● **EXERCISE AIM**:
Gather up the lines with the word "document" in them.

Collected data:
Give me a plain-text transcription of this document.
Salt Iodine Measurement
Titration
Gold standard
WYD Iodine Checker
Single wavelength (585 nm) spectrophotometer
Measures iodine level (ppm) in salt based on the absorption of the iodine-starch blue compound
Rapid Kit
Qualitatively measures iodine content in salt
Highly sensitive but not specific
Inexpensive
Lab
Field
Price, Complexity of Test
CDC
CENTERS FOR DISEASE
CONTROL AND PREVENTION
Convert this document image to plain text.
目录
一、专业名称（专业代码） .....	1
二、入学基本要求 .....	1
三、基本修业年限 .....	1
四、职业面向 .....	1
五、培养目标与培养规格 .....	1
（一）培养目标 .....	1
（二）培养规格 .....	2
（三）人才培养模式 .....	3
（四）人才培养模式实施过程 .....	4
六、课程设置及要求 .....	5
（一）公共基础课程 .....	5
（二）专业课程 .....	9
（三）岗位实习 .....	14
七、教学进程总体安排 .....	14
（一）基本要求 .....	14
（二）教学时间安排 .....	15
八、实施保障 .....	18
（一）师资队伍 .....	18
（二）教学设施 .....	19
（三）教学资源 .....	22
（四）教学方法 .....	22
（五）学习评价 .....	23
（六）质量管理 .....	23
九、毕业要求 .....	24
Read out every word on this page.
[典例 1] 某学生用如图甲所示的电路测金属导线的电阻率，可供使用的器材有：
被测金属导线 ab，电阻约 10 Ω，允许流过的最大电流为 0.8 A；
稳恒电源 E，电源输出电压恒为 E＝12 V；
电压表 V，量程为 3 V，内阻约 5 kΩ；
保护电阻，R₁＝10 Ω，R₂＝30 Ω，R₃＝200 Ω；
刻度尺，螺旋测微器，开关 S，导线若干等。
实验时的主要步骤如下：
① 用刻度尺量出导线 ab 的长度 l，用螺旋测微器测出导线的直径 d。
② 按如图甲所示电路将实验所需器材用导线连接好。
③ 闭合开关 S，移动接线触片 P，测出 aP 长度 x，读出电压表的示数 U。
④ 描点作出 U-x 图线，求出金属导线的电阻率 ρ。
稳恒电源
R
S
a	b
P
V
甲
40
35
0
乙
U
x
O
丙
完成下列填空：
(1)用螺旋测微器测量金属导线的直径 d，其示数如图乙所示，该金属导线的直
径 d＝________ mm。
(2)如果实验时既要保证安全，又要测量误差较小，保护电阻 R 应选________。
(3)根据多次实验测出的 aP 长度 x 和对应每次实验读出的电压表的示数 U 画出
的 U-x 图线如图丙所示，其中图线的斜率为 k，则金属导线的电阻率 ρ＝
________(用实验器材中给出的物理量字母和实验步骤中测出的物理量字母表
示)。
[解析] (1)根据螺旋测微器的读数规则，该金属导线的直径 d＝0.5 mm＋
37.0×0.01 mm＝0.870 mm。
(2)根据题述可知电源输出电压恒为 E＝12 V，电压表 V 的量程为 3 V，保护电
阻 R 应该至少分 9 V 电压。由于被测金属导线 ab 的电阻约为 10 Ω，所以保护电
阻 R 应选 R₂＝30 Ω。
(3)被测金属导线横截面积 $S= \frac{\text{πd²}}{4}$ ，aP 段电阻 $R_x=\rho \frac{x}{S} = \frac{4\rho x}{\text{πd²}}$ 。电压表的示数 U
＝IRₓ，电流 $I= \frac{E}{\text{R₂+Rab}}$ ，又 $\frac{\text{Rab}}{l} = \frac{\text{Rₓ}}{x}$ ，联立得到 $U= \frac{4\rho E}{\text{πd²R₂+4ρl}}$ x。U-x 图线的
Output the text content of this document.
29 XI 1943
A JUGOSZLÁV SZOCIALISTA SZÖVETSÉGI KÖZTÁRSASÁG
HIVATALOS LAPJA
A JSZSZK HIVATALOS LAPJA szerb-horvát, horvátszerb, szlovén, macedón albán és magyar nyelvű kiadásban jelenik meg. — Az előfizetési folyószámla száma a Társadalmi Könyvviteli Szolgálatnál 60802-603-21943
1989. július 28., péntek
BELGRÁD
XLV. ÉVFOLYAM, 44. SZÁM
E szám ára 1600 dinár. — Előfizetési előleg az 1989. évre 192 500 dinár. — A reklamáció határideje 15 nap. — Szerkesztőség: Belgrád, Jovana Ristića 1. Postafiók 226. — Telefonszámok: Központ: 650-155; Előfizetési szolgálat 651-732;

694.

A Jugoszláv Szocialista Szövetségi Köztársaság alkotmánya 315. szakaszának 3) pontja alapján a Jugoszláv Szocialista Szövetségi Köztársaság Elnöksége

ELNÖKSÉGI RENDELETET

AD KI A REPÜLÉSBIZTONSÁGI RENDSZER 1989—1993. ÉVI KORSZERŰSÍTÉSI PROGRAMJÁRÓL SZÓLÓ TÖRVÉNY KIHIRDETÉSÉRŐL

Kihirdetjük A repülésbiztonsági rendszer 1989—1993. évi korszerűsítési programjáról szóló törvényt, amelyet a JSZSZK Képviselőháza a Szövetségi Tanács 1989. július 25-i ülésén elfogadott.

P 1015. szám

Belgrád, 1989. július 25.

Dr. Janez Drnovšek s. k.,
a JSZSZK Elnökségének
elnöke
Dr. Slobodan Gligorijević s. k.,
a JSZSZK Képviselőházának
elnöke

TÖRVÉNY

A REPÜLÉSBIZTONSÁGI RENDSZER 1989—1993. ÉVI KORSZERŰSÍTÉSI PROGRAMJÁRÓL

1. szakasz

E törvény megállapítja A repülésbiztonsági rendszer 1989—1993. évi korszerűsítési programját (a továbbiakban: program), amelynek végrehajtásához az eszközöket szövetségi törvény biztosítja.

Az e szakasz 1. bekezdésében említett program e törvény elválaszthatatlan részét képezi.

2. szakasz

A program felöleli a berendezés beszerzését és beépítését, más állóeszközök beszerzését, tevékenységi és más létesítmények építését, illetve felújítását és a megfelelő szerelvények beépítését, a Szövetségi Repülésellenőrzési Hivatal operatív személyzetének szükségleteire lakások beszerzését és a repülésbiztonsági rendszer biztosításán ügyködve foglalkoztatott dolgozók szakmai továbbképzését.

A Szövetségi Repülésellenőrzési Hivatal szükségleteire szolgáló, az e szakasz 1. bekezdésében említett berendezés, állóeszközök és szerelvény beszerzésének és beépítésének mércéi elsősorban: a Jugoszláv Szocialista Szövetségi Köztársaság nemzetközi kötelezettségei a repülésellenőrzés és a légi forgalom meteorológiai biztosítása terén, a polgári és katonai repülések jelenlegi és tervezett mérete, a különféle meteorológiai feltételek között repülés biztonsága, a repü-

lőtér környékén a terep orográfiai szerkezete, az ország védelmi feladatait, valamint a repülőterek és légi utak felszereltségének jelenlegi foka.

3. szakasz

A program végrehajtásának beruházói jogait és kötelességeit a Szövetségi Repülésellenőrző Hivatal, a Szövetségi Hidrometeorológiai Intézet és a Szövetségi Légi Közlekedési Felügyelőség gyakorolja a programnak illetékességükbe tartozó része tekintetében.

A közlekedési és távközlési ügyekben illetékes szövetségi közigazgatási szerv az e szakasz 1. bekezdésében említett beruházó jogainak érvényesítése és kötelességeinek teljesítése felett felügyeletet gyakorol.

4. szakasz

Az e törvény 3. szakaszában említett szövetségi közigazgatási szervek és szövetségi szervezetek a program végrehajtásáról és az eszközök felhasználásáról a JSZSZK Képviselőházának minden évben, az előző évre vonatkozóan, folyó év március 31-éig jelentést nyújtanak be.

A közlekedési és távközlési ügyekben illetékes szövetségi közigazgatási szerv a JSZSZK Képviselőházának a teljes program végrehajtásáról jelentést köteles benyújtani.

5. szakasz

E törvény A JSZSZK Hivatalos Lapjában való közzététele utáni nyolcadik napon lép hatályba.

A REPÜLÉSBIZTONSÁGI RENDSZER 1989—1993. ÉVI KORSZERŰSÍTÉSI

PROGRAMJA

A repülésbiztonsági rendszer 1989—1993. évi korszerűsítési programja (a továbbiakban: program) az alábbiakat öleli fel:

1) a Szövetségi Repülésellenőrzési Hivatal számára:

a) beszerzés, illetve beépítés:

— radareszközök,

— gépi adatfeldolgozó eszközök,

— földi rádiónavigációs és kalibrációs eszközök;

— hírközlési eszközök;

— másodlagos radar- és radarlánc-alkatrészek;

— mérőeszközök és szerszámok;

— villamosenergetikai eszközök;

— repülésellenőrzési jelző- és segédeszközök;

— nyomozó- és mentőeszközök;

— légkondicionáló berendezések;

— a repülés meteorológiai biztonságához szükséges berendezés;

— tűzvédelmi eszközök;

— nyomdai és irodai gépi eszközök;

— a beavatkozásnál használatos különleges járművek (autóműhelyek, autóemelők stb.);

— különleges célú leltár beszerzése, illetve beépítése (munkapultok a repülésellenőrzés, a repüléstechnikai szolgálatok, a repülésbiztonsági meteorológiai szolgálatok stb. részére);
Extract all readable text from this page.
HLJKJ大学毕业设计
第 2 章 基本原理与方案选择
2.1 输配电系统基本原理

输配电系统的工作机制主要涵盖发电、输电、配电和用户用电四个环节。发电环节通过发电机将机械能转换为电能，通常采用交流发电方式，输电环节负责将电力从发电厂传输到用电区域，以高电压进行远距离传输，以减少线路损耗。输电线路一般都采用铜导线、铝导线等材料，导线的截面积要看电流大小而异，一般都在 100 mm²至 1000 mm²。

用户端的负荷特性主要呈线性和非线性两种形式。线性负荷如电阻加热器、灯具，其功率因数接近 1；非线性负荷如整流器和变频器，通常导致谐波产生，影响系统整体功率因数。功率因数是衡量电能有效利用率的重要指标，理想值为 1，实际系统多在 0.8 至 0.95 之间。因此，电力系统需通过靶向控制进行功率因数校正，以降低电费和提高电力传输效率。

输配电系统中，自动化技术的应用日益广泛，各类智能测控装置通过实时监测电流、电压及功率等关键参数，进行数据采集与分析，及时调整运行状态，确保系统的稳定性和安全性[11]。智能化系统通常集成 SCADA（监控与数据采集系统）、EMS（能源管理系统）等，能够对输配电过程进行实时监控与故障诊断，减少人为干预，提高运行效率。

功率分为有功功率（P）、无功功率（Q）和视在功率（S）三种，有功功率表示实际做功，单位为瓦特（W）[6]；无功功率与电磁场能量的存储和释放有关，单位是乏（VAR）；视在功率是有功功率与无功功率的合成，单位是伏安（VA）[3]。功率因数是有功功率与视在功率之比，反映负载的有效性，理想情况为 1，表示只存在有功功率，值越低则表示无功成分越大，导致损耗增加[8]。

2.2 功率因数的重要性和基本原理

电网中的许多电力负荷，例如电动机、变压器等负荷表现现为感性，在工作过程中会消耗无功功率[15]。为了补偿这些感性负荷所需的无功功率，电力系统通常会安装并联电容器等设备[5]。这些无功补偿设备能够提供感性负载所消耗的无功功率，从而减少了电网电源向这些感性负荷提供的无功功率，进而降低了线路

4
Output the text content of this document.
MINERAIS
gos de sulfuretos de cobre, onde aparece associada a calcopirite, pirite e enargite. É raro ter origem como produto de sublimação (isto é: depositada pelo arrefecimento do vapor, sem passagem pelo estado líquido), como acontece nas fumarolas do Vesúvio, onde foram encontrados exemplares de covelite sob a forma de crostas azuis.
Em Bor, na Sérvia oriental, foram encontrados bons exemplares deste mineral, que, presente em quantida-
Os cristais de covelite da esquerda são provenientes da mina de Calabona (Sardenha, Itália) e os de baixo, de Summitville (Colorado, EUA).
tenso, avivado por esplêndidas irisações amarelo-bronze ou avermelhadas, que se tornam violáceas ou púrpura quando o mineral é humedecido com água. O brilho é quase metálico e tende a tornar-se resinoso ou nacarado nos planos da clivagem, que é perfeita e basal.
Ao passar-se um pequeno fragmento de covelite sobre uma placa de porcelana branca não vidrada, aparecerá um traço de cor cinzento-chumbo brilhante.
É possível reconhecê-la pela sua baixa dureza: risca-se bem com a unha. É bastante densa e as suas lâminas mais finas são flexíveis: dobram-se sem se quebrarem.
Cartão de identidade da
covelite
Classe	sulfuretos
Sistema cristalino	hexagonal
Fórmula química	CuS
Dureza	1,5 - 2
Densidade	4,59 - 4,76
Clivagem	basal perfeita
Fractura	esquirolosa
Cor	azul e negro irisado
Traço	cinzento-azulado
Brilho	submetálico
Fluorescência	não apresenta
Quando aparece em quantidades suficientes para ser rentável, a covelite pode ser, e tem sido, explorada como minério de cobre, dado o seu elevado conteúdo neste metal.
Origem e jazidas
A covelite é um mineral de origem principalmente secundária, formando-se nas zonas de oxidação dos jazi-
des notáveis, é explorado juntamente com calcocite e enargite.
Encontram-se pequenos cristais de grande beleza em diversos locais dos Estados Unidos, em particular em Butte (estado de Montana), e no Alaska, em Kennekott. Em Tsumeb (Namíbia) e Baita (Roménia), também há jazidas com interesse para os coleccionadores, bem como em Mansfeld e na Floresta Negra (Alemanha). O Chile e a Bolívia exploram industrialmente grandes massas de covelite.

● **ANSWER TO THIS EXERCISE**:
Give me a plain-text transcription of this document.
Convert this document image to plain text.
Output the text content of this document.
Output the text content of this document.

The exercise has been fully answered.